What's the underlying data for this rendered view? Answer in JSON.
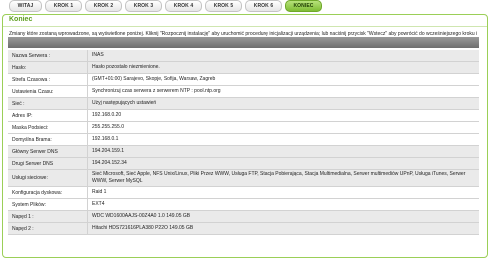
{
  "tabs": [
    "WITAJ",
    "KROK 1",
    "KROK 2",
    "KROK 3",
    "KROK 4",
    "KROK 5",
    "KROK 6",
    "KONIEC"
  ],
  "active_tab": "KONIEC",
  "panel": {
    "title": "Koniec",
    "intro": "Zmiany które zostaną wprowadzone, są wyświetlone poniżej. Kliknij \"Rozpocznij instalację\" aby uruchomić procedurę inicjalizacji urządzenia; lub naciśnij przycisk \"Wstecz\" aby powrócić do wcześniejszego kroku i zmienić ustawienia."
  },
  "rows": [
    {
      "label": "Nazwa Serwera :",
      "value": "INAS"
    },
    {
      "label": "Hasło:",
      "value": "Hasło pozostało niezmienione."
    },
    {
      "label": "Strefa Czasowa :",
      "value": "(GMT+01:00) Sarajevo, Skopje, Sofija, Warsaw, Zagreb"
    },
    {
      "label": "Ustawienia Czasu:",
      "value": "Synchronizuj czas serwera z serwerem NTP : pool.ntp.org"
    },
    {
      "label": "Sieć :",
      "value": "Użyj następujących ustawień"
    },
    {
      "label": "Adres IP:",
      "value": "192.168.0.20"
    },
    {
      "label": "Maska Podsieci:",
      "value": "255.255.255.0"
    },
    {
      "label": "Domyślna Brama:",
      "value": "192.168.0.1"
    },
    {
      "label": "Główny Serwer DNS",
      "value": "194.204.159.1"
    },
    {
      "label": "Drugi Serwer DNS",
      "value": "194.204.152.34"
    },
    {
      "label": "Usługi sieciowe:",
      "value": "Sieć Microsoft,   Sieć Apple,   NFS Unix/Linux,   Pliki Przez WWW,   Usługa FTP,   Stacja Pobierająca,   Stacja Multimedialna,   Serwer multimediów UPnP,   Usługa iTunes,   Serwer WWW,   Serwer MySQL"
    },
    {
      "label": "Konfiguracja dyskowa:",
      "value": "Raid 1"
    },
    {
      "label": "System Plików:",
      "value": "EXT4"
    },
    {
      "label": "Napęd 1 :",
      "value": "WDC WD1600AAJS-00Z4A0 1.0 149.05 GB"
    },
    {
      "label": "Napęd 2 :",
      "value": "Hitachi HDS721616PLA380 P22O 149.05 GB"
    }
  ]
}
---+---
### Given instruction
Quote every entry exactly, with the pictures omitted.

### Task answer
What's the underlying data for this rendered view? Answer in JSON.
{
  "tabs": [
    "WITAJ",
    "KROK 1",
    "KROK 2",
    "KROK 3",
    "KROK 4",
    "KROK 5",
    "KROK 6",
    "KONIEC"
  ],
  "active_tab": "KONIEC",
  "panel": {
    "title": "Koniec",
    "intro": "Zmiany które zostaną wprowadzone, są wyświetlone poniżej. Kliknij \"Rozpocznij instalację\" aby uruchomić procedurę inicjalizacji urządzenia; lub naciśnij przycisk \"Wstecz\" aby powrócić do wcześniejszego kroku i zmienić ustawienia."
  },
  "rows": [
    {
      "label": "Nazwa Serwera :",
      "value": "INAS"
    },
    {
      "label": "Hasło:",
      "value": "Hasło pozostało niezmienione."
    },
    {
      "label": "Strefa Czasowa :",
      "value": "(GMT+01:00) Sarajevo, Skopje, Sofija, Warsaw, Zagreb"
    },
    {
      "label": "Ustawienia Czasu:",
      "value": "Synchronizuj czas serwera z serwerem NTP : pool.ntp.org"
    },
    {
      "label": "Sieć :",
      "value": "Użyj następujących ustawień"
    },
    {
      "label": "Adres IP:",
      "value": "192.168.0.20"
    },
    {
      "label": "Maska Podsieci:",
      "value": "255.255.255.0"
    },
    {
      "label": "Domyślna Brama:",
      "value": "192.168.0.1"
    },
    {
      "label": "Główny Serwer DNS",
      "value": "194.204.159.1"
    },
    {
      "label": "Drugi Serwer DNS",
      "value": "194.204.152.34"
    },
    {
      "label": "Usługi sieciowe:",
      "value": "Sieć Microsoft,   Sieć Apple,   NFS Unix/Linux,   Pliki Przez WWW,   Usługa FTP,   Stacja Pobierająca,   Stacja Multimedialna,   Serwer multimediów UPnP,   Usługa iTunes,   Serwer WWW,   Serwer MySQL"
    },
    {
      "label": "Konfiguracja dyskowa:",
      "value": "Raid 1"
    },
    {
      "label": "System Plików:",
      "value": "EXT4"
    },
    {
      "label": "Napęd 1 :",
      "value": "WDC WD1600AAJS-00Z4A0 1.0 149.05 GB"
    },
    {
      "label": "Napęd 2 :",
      "value": "Hitachi HDS721616PLA380 P22O 149.05 GB"
    }
  ]
}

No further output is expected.